▸ Input

━━━━━━━━━━━━━━━━━━━━

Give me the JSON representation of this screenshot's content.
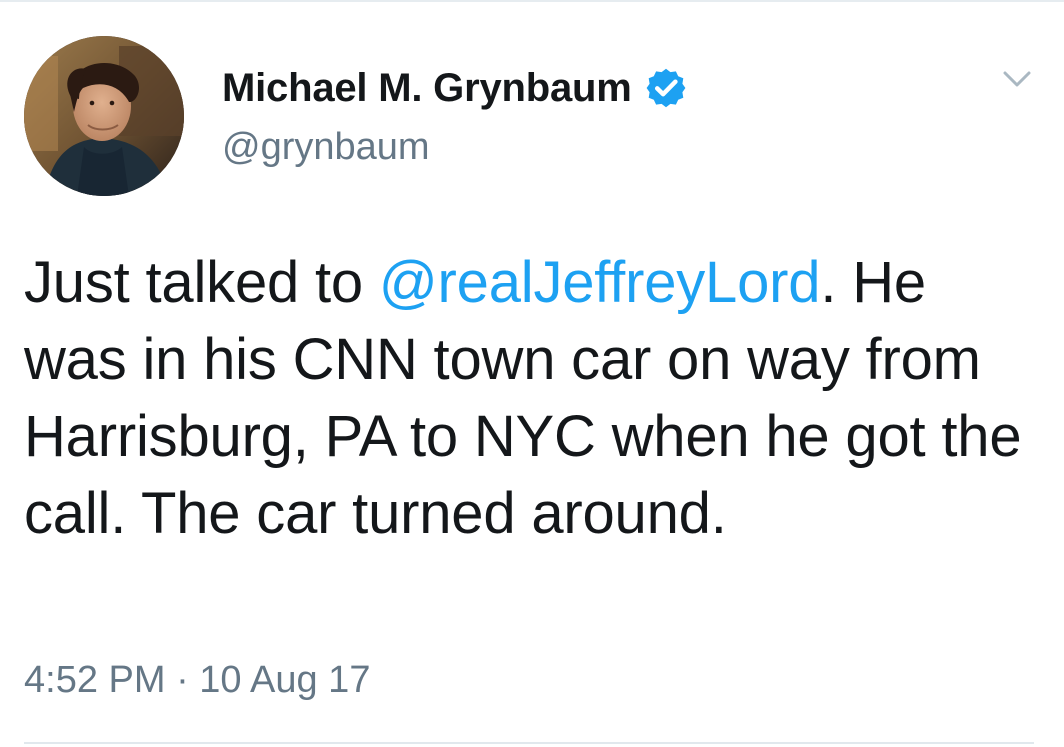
{
  "author": {
    "display_name": "Michael M. Grynbaum",
    "username": "@grynbaum",
    "verified": true,
    "avatar_icon": "profile-photo"
  },
  "tweet": {
    "text_before_mention": "Just talked to ",
    "mention": "@realJeffreyLord",
    "text_after_mention": ". He was in his CNN town car on way from Harrisburg, PA to NYC when he got the call. The car turned around.",
    "timestamp": "4:52 PM · 10 Aug 17"
  },
  "icons": {
    "verified": "verified-badge-icon",
    "menu": "chevron-down-icon"
  },
  "colors": {
    "text": "#14171a",
    "secondary_text": "#657786",
    "mention": "#1da1f2",
    "verified": "#1da1f2",
    "divider": "#e1e8ed"
  }
}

━━━━━━━━━━━━━━━━━━━━

▸ What the task asks
Each record above should be copied character for character, with pictures dropped.

▸ Final result
Give me the JSON representation of this screenshot's content.
{
  "author": {
    "display_name": "Michael M. Grynbaum",
    "username": "@grynbaum",
    "verified": true,
    "avatar_icon": "profile-photo"
  },
  "tweet": {
    "text_before_mention": "Just talked to ",
    "mention": "@realJeffreyLord",
    "text_after_mention": ". He was in his CNN town car on way from Harrisburg, PA to NYC when he got the call. The car turned around.",
    "timestamp": "4:52 PM · 10 Aug 17"
  },
  "icons": {
    "verified": "verified-badge-icon",
    "menu": "chevron-down-icon"
  },
  "colors": {
    "text": "#14171a",
    "secondary_text": "#657786",
    "mention": "#1da1f2",
    "verified": "#1da1f2",
    "divider": "#e1e8ed"
  }
}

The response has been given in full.